## Directions
Pick out the lines containing "Test".
== Recorded information
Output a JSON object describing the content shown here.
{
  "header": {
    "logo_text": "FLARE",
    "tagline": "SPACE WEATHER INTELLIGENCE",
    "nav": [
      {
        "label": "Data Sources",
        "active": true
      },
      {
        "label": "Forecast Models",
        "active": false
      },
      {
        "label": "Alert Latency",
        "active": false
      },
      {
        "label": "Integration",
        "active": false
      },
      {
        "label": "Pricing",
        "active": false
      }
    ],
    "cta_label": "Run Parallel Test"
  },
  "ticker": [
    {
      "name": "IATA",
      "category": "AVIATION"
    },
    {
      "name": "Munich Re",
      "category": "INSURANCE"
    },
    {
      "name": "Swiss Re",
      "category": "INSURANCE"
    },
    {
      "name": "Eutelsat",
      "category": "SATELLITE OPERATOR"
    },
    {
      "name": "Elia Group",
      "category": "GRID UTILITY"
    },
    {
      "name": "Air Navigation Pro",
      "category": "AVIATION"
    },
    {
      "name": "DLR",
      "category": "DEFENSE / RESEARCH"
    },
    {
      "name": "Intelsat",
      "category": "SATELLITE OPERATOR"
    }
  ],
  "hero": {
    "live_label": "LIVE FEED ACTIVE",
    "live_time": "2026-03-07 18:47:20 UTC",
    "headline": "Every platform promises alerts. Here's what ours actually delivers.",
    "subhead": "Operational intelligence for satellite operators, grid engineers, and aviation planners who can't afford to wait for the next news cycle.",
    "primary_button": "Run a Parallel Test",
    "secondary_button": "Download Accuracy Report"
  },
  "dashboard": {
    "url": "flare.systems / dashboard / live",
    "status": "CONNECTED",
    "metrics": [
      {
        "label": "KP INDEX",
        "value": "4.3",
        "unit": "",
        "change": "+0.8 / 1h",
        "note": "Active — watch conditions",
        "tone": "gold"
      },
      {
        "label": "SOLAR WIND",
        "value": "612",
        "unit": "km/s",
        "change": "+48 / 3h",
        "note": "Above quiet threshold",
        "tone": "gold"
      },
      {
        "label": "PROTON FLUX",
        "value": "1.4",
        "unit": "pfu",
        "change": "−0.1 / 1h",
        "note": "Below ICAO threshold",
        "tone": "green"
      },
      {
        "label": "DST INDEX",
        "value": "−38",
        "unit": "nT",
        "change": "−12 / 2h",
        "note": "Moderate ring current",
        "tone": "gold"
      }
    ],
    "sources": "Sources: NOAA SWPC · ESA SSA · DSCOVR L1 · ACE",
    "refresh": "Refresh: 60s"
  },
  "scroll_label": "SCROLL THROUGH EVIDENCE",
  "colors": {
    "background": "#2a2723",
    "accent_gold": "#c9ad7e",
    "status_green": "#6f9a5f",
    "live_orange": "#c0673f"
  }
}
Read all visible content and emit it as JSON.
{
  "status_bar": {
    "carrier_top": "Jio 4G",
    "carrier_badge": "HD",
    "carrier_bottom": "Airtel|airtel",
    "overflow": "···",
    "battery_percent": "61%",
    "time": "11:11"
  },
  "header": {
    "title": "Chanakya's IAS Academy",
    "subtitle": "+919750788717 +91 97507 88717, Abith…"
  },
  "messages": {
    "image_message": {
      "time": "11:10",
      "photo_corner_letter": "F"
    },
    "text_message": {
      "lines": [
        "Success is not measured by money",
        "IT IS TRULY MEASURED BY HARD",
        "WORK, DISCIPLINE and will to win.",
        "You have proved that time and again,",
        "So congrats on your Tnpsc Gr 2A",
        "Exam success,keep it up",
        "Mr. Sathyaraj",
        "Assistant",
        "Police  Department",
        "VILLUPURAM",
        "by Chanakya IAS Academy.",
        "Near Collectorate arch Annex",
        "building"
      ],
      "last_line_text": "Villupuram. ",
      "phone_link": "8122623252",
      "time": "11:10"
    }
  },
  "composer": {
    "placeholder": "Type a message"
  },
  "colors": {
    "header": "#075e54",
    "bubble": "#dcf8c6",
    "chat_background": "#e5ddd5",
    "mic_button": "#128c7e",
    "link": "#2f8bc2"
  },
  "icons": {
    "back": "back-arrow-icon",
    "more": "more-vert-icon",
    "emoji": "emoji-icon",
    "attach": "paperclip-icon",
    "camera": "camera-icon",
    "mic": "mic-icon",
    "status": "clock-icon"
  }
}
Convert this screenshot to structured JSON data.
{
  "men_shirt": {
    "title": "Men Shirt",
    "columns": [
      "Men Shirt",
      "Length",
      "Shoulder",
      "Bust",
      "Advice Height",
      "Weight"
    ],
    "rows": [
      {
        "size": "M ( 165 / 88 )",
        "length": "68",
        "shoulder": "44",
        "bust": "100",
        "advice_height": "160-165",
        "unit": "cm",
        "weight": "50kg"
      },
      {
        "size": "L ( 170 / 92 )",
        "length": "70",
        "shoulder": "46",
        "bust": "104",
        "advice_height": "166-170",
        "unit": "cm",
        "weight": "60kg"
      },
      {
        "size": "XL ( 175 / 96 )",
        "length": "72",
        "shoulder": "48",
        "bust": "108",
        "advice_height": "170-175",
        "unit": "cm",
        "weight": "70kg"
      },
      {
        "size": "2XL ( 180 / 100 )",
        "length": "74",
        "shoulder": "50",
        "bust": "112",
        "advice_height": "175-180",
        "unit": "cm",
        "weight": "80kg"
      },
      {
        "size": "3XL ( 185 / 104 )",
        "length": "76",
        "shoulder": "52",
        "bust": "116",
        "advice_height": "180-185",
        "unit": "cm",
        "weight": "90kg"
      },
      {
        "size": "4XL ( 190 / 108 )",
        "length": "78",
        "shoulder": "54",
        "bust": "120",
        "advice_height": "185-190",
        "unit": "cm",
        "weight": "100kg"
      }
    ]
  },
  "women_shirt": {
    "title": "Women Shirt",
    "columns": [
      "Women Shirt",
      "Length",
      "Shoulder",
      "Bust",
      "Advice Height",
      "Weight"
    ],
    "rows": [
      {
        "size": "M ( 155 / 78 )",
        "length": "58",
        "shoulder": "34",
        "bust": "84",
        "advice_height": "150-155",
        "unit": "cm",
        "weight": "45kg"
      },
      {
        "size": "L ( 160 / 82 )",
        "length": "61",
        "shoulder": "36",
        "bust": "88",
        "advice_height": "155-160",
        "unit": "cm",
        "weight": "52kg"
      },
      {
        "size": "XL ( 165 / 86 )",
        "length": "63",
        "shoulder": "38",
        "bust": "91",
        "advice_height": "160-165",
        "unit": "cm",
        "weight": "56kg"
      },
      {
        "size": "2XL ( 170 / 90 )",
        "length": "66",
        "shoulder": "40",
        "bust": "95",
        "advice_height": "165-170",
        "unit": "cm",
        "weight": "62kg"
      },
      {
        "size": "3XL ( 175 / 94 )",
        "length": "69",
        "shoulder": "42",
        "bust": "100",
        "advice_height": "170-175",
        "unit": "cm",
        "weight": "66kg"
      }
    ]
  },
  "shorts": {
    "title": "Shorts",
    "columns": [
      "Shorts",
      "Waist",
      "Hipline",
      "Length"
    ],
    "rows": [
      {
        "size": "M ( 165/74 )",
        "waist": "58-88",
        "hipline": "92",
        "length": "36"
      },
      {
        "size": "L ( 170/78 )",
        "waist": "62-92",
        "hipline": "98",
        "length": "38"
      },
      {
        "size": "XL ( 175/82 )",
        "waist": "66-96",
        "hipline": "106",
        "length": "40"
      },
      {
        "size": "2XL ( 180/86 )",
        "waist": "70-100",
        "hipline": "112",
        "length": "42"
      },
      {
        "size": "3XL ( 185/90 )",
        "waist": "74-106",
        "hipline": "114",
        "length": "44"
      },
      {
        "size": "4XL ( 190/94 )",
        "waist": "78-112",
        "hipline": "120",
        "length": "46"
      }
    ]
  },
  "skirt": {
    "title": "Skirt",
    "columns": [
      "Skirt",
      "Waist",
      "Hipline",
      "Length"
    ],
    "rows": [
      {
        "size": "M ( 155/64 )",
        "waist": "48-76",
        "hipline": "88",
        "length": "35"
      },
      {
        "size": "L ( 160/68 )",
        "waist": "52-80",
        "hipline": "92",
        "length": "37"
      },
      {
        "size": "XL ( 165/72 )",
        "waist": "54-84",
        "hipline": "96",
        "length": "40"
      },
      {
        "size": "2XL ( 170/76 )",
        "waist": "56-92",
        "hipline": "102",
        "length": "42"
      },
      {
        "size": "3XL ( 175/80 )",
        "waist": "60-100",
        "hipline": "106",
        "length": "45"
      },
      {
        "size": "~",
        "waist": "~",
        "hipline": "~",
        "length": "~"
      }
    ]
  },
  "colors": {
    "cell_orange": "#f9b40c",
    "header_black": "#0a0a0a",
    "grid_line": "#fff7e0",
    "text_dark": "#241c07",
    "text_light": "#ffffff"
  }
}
====
## Answer to this exercise
    "cta_label": "Run Parallel Test"
    "primary_button": "Run a Parallel Test",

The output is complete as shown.